THE EXERCISE: Copy out each line that has "title" in it.

***** EXERCISE MATERIAL

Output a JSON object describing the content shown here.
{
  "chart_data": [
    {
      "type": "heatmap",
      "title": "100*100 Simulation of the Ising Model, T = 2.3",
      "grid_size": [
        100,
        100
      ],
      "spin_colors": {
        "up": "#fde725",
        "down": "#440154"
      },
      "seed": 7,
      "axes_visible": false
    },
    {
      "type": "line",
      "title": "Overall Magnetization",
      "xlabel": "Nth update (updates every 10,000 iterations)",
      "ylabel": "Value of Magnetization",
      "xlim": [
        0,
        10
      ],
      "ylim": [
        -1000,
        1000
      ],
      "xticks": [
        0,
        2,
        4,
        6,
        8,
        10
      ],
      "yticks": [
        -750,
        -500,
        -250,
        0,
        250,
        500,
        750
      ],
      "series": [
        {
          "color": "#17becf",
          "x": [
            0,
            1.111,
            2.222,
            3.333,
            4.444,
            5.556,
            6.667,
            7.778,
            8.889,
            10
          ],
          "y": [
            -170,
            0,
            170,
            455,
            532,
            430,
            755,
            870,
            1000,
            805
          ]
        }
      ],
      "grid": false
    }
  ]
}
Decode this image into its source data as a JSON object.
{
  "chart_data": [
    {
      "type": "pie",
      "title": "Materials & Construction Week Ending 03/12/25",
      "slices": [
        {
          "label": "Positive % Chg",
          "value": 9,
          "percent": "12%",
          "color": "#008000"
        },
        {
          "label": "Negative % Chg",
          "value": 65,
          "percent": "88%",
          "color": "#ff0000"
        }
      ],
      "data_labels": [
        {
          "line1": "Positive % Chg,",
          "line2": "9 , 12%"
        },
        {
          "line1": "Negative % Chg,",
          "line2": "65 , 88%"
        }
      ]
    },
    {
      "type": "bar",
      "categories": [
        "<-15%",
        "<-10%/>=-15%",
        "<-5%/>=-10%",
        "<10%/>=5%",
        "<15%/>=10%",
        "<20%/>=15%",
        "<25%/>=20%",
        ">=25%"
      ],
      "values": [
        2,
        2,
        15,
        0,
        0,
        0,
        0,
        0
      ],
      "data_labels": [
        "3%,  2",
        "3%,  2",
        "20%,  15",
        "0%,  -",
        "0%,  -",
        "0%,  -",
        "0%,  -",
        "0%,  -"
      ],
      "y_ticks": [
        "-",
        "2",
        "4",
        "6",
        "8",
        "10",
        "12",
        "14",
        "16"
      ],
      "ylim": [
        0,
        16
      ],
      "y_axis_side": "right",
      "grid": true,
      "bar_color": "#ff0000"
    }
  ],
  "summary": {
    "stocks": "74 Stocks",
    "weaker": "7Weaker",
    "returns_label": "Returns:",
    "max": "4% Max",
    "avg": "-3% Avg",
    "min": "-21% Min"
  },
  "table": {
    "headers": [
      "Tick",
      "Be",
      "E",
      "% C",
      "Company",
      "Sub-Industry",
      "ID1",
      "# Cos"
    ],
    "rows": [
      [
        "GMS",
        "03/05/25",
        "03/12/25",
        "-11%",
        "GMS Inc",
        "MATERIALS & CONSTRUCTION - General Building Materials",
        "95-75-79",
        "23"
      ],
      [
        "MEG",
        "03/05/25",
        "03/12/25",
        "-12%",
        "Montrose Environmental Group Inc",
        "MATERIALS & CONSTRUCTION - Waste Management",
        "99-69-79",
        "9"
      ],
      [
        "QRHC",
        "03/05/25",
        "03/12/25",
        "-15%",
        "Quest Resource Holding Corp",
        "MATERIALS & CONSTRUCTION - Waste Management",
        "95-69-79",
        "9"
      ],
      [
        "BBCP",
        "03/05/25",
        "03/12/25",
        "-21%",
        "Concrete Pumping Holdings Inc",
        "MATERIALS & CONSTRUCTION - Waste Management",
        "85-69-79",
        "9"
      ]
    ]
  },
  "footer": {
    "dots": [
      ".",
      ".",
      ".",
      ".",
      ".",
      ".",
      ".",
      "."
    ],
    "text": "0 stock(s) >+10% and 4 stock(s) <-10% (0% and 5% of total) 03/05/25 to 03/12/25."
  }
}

**********

SOLUTION BELOW:
      "title": "100*100 Simulation of the Ising Model, T = 2.3",
      "title": "Overall Magnetization",
      "title": "Materials & Construction Week Ending 03/12/25",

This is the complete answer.